Cosa farai
1. Secondo il brano su Freud, qual è l'oggetto della psicoanalisi come disciplina?
2. Riscrivi i record dalla prima riga fino alla riga che contiene "- legend-company-label: 公司: [752, 1009, 800, 1037]", entrambe incluse. Sostituisci "x-tick-label" con "etichetta-asse-x" e lascia invariato tutto il resto.

Brano da leggere
********

1.
Il costante arrovellarsi di Freud sui problemi teorici posti dai sintomi psicopatologici, il suo procedere ponendosi di continuo dubbi e cercando di risolverli, il cambiamento di ipotesi interpretative in corso d'opera e, soprattutto, la complicazione insorta con l'ammettere una pulsione di morte opposta e complementare a quella libidica, rappresentano gli elementi a partire dai quali la psicoanalisi si è venuta configurando come una disciplina il cui oggetto sono gli abissi della mente.

********

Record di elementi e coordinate
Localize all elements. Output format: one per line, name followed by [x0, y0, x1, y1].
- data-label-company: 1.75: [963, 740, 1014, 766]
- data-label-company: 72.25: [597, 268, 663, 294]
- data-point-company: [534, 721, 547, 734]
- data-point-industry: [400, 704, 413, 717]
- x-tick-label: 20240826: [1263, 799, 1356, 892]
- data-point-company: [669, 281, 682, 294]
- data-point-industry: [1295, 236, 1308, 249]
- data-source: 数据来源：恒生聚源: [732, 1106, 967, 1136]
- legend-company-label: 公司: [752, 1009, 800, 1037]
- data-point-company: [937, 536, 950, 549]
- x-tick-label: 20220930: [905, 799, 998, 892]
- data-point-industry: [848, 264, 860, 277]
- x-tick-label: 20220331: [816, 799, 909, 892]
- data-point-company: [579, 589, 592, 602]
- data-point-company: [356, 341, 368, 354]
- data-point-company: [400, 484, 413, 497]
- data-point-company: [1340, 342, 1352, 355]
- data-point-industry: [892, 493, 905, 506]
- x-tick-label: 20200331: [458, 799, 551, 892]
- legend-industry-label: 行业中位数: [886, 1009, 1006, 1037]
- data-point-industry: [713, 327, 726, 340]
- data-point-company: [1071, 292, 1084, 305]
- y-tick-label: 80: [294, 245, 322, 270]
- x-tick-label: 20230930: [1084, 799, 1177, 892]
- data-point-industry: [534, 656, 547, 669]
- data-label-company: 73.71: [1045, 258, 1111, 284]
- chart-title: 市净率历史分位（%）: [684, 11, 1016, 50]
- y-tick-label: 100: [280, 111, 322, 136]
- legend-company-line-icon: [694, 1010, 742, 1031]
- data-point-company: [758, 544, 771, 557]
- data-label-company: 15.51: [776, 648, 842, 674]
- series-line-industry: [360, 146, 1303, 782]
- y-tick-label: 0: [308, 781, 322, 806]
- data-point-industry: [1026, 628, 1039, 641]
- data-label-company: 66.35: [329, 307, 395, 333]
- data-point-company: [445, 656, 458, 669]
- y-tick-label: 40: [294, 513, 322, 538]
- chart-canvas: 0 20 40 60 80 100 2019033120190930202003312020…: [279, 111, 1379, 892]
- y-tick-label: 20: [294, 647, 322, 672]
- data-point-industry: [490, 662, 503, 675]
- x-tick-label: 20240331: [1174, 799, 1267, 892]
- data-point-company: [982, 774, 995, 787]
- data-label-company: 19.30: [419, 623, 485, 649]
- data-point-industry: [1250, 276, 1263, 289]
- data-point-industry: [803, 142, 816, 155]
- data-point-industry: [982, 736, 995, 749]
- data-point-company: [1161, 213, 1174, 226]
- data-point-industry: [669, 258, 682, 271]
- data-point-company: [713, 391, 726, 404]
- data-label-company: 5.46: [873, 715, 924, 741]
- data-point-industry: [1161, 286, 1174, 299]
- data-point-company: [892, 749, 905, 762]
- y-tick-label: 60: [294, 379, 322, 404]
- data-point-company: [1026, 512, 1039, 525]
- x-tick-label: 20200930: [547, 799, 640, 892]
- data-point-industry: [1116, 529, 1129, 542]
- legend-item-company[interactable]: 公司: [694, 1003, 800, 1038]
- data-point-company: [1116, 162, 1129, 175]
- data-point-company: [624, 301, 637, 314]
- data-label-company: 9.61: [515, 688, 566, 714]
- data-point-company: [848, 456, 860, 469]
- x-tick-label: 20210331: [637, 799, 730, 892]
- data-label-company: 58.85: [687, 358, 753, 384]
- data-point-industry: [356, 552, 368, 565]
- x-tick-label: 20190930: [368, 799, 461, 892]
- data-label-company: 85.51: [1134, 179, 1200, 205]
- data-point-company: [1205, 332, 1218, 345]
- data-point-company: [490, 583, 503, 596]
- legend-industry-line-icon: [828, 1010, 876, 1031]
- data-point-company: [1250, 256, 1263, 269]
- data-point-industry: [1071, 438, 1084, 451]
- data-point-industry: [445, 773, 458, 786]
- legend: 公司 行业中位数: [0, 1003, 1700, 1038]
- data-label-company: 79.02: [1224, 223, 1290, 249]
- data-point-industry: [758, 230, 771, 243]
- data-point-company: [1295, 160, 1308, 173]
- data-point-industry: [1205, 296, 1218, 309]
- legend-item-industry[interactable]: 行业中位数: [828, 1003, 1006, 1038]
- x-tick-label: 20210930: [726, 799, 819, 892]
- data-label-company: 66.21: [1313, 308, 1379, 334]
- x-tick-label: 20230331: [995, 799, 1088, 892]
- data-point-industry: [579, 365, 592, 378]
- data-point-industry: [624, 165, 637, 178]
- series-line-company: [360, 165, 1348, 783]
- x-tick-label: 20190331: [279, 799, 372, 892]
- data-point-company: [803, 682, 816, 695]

********

Le risposte
1. Gli abissi della mente.

2.
Localize all elements. Output format: one per line, name followed by [x0, y0, x1, y1].
- data-label-company: 1.75: [963, 740, 1014, 766]
- data-label-company: 72.25: [597, 268, 663, 294]
- data-point-company: [534, 721, 547, 734]
- data-point-industry: [400, 704, 413, 717]
- etichetta-asse-x: 20240826: [1263, 799, 1356, 892]
- data-point-company: [669, 281, 682, 294]
- data-point-industry: [1295, 236, 1308, 249]
- data-source: 数据来源：恒生聚源: [732, 1106, 967, 1136]
- legend-company-label: 公司: [752, 1009, 800, 1037]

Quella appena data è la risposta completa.